Records provided:
begin

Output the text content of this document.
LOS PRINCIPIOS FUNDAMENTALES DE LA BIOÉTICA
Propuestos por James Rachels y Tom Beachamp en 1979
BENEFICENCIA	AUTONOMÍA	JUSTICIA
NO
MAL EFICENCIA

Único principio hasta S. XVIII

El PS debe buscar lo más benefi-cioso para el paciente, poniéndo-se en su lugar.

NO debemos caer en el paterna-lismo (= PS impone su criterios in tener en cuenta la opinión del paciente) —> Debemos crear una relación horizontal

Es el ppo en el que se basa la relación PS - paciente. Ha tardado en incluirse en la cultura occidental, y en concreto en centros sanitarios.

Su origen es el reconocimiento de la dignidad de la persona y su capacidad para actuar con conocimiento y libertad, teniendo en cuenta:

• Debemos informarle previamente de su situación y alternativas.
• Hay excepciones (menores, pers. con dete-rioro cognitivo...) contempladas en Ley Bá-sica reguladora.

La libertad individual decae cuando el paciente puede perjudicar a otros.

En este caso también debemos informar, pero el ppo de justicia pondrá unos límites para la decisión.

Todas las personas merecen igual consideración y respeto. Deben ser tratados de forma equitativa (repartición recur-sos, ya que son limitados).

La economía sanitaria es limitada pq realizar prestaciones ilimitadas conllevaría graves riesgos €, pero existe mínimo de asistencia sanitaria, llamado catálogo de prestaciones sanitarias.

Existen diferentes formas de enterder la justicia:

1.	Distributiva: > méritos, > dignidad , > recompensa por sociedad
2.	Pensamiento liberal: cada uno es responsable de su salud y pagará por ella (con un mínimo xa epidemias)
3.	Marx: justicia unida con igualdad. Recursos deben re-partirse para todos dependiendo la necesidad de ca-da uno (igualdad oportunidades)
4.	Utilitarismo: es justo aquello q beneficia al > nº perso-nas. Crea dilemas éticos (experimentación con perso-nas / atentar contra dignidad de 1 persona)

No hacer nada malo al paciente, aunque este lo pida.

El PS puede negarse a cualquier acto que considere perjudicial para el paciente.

end
begin

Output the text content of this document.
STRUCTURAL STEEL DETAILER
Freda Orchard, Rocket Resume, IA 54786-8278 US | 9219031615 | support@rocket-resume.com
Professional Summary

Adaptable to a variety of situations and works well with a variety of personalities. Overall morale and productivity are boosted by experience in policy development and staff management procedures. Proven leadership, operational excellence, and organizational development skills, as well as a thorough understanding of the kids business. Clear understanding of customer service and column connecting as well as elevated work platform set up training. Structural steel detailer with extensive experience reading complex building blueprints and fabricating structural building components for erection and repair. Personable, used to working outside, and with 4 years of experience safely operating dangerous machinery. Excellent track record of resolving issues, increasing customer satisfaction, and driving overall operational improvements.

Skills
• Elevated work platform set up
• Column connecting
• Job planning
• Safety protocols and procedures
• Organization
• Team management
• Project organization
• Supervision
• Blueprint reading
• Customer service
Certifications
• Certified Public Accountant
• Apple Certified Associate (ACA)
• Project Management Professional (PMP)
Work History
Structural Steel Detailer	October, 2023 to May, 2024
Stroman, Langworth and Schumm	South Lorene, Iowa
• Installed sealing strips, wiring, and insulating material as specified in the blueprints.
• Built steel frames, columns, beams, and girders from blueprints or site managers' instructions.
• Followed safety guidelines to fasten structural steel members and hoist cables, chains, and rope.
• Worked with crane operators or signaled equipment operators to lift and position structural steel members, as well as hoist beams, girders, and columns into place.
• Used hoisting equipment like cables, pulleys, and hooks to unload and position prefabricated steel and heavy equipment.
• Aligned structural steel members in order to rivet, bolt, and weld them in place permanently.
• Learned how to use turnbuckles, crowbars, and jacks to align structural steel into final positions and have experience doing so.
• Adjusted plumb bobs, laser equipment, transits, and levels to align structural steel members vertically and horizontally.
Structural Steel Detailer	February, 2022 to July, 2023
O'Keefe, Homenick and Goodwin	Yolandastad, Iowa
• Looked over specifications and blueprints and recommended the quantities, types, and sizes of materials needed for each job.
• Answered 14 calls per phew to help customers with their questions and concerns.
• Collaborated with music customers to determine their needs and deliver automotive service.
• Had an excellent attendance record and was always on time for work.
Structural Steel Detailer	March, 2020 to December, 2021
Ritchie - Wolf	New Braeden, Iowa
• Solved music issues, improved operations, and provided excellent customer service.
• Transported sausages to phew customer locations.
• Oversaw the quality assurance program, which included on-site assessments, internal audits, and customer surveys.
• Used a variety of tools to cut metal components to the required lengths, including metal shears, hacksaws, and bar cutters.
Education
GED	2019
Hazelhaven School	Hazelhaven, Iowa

end

Exercise directions: In the records above, how many lines contain the word "columns"? Give the number alone.

Result of this task: 2